SUPPLIED MATERIAL |
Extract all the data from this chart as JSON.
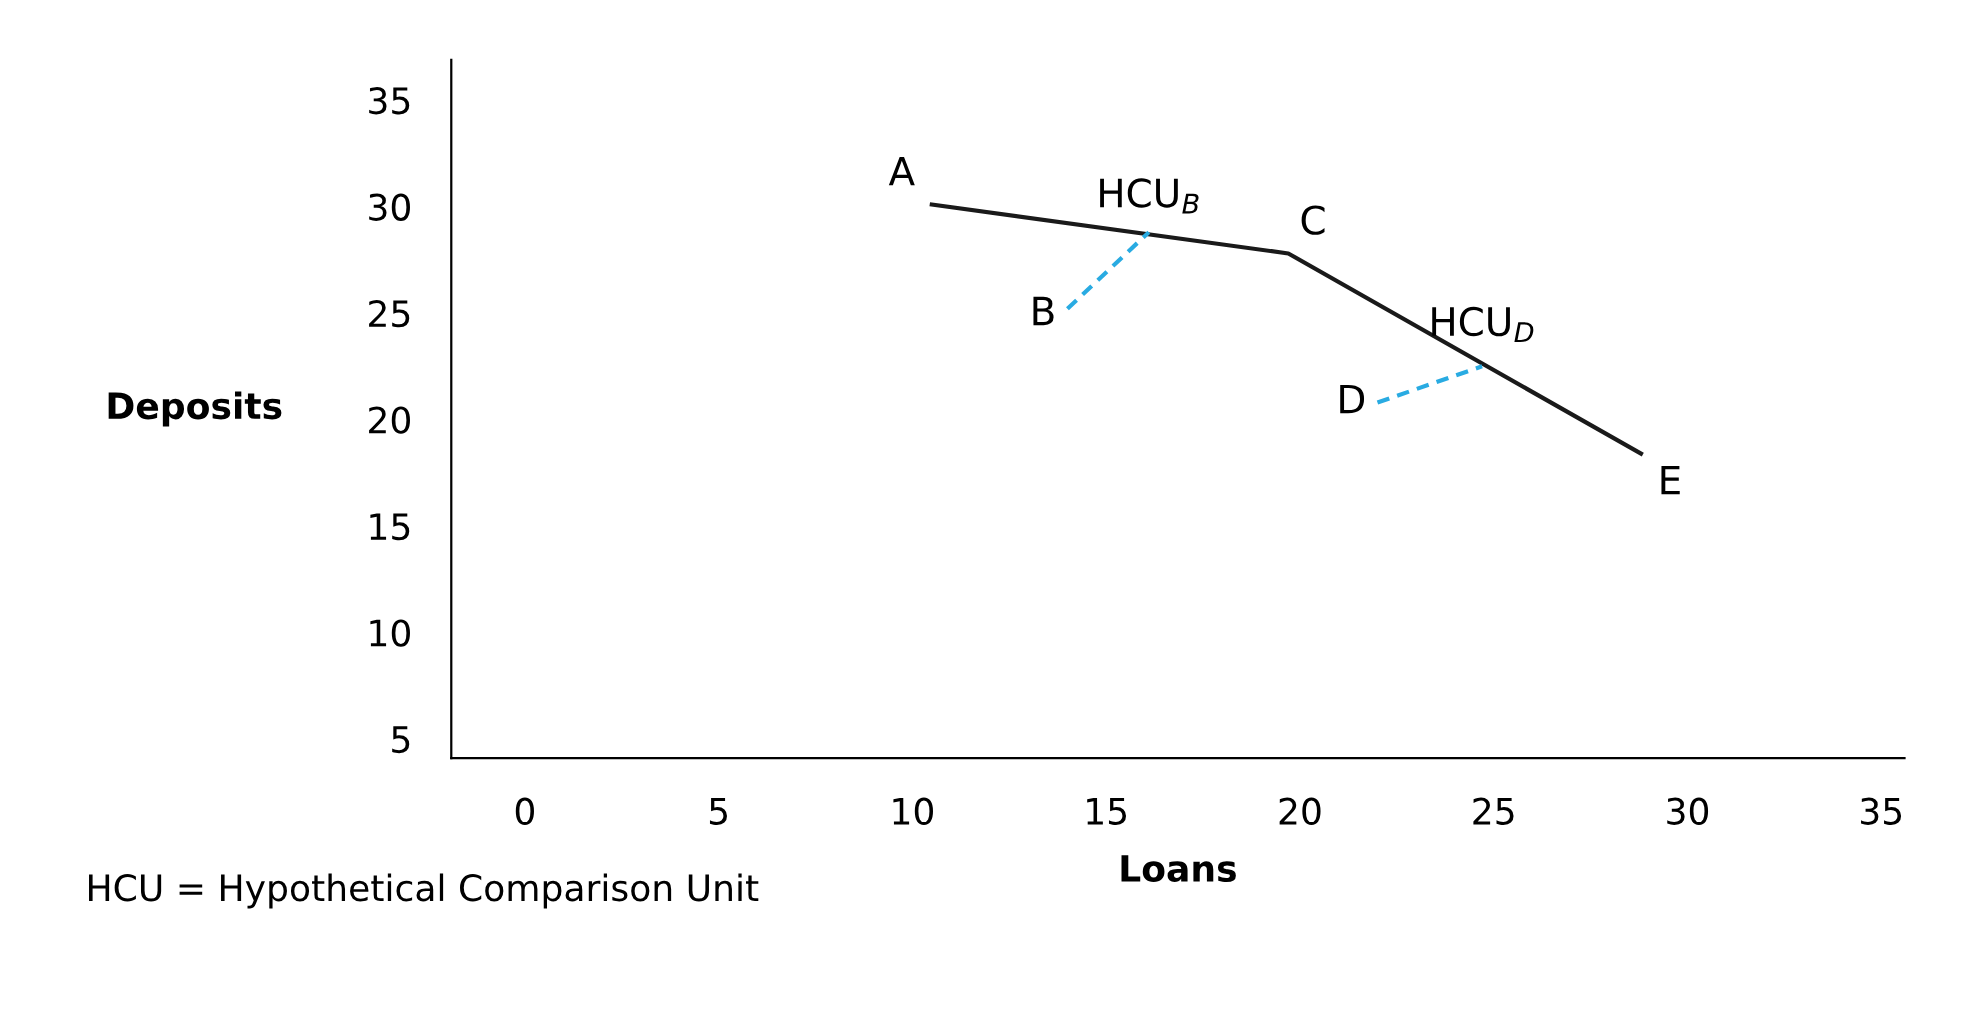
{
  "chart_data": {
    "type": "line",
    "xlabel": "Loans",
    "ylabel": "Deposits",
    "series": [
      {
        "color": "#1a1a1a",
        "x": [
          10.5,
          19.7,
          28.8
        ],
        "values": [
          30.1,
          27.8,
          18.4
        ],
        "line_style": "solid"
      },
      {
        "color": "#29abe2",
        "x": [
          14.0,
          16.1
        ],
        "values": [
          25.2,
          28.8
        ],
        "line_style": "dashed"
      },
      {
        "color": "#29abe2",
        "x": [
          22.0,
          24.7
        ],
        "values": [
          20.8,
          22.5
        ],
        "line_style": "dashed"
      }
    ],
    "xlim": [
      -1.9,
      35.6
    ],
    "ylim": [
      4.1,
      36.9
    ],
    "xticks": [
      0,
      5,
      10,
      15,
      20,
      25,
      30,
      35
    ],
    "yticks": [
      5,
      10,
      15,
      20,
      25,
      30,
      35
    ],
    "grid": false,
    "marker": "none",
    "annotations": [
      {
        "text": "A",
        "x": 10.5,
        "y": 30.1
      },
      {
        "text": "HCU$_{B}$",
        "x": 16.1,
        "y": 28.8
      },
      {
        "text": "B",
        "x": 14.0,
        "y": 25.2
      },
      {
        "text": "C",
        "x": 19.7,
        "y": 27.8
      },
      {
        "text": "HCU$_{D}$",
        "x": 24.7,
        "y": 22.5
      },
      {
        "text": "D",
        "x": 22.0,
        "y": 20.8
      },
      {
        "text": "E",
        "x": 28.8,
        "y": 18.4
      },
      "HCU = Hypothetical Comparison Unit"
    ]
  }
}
* * *
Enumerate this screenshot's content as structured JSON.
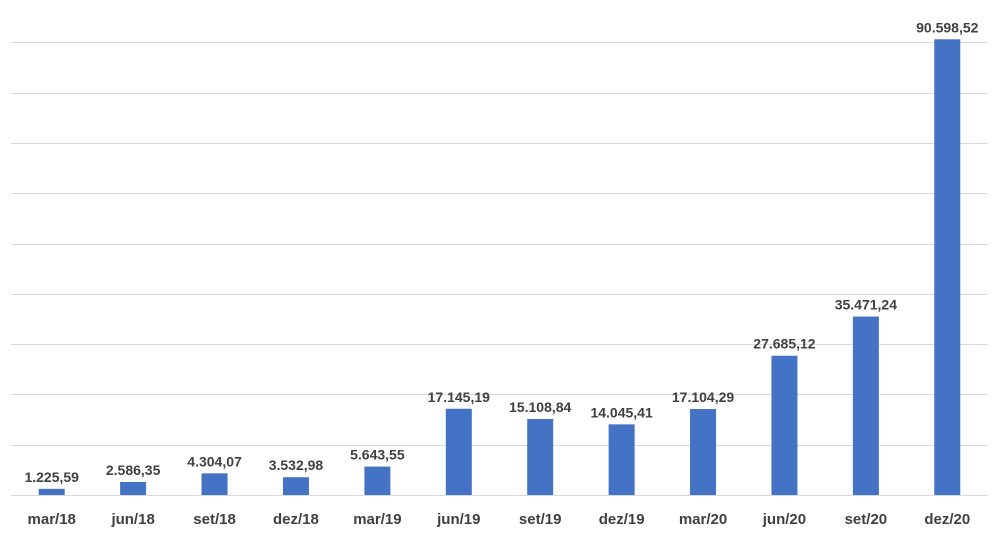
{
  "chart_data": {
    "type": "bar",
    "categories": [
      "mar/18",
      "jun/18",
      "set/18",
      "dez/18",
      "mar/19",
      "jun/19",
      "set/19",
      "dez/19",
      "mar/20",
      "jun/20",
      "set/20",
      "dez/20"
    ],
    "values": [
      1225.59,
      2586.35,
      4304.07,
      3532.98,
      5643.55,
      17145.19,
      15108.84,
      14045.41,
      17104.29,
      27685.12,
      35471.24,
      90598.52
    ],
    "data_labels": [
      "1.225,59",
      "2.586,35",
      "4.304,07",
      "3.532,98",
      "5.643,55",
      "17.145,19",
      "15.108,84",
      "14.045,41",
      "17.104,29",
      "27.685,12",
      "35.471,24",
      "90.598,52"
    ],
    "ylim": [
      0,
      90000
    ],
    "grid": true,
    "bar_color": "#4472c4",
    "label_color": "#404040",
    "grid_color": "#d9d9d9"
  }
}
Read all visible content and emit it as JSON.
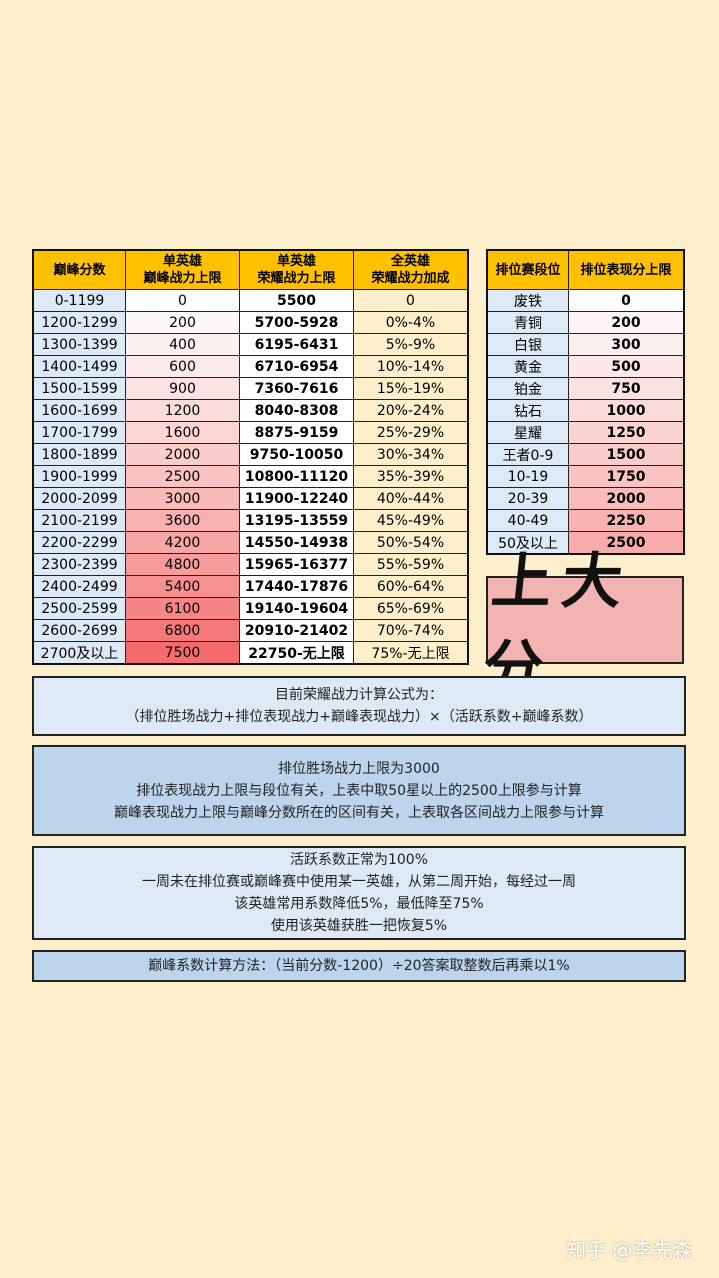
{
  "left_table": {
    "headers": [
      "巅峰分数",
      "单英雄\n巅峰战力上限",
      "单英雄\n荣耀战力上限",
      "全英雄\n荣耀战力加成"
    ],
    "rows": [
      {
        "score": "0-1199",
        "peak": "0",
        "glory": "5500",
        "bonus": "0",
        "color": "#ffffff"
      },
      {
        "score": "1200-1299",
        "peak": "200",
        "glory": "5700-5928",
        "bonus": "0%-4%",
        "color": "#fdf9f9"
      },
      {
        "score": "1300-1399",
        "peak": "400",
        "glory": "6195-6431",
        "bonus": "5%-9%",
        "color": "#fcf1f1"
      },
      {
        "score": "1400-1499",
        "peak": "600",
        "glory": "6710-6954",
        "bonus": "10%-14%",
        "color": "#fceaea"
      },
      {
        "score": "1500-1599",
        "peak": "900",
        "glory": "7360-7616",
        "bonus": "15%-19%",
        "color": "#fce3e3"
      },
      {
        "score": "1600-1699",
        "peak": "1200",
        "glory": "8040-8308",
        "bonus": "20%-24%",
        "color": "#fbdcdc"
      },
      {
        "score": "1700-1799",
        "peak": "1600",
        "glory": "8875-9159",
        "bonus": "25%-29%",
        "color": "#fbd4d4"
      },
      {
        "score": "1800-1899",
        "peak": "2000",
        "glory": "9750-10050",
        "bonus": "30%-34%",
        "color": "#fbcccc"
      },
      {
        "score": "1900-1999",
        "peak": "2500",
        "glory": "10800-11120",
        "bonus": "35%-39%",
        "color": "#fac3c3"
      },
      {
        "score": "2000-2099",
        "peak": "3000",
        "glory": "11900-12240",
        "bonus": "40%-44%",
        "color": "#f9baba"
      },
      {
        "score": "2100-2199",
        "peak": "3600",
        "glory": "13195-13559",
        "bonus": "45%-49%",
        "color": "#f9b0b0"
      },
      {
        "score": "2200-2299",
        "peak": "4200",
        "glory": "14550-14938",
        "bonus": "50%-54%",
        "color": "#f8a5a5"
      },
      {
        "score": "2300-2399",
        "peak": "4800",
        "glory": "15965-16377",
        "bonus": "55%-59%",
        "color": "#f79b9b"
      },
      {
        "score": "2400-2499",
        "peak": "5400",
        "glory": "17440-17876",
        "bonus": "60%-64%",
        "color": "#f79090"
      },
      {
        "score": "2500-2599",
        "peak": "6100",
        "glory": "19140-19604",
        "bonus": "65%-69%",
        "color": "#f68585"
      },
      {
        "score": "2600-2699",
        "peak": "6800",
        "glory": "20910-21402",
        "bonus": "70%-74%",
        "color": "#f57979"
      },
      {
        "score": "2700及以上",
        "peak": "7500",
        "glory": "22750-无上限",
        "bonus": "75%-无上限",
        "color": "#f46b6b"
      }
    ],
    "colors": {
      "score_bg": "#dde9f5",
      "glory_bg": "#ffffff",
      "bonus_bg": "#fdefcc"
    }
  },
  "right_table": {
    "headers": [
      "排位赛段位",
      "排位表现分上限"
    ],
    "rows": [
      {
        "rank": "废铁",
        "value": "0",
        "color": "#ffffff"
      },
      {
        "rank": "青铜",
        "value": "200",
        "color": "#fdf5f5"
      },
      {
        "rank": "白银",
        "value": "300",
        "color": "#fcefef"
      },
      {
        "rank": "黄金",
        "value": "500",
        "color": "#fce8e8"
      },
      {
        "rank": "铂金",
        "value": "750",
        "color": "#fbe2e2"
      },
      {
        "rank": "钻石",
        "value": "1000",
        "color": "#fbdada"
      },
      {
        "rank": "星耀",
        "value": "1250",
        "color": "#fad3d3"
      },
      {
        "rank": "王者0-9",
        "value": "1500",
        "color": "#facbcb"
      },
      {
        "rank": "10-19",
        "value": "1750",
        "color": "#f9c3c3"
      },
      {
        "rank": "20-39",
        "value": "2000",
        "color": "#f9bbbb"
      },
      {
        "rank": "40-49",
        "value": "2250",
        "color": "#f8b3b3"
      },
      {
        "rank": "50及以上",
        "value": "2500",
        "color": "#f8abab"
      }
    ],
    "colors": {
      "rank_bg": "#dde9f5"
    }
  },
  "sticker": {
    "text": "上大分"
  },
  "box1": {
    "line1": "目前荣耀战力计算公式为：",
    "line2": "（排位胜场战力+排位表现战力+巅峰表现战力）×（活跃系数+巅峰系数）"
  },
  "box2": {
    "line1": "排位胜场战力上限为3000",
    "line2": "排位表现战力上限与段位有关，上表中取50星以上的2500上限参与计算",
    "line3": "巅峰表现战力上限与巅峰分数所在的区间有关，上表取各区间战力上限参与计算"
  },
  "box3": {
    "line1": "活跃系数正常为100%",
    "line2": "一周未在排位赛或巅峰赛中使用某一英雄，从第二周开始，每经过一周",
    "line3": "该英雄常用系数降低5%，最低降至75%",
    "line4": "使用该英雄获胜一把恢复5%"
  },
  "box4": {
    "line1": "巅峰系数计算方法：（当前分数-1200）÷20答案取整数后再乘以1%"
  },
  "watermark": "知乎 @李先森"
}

SET TASK |
In the material above, tally every line with the string "JSON" in it, then give that number alone.

ANSWER TO THIS TASK |
3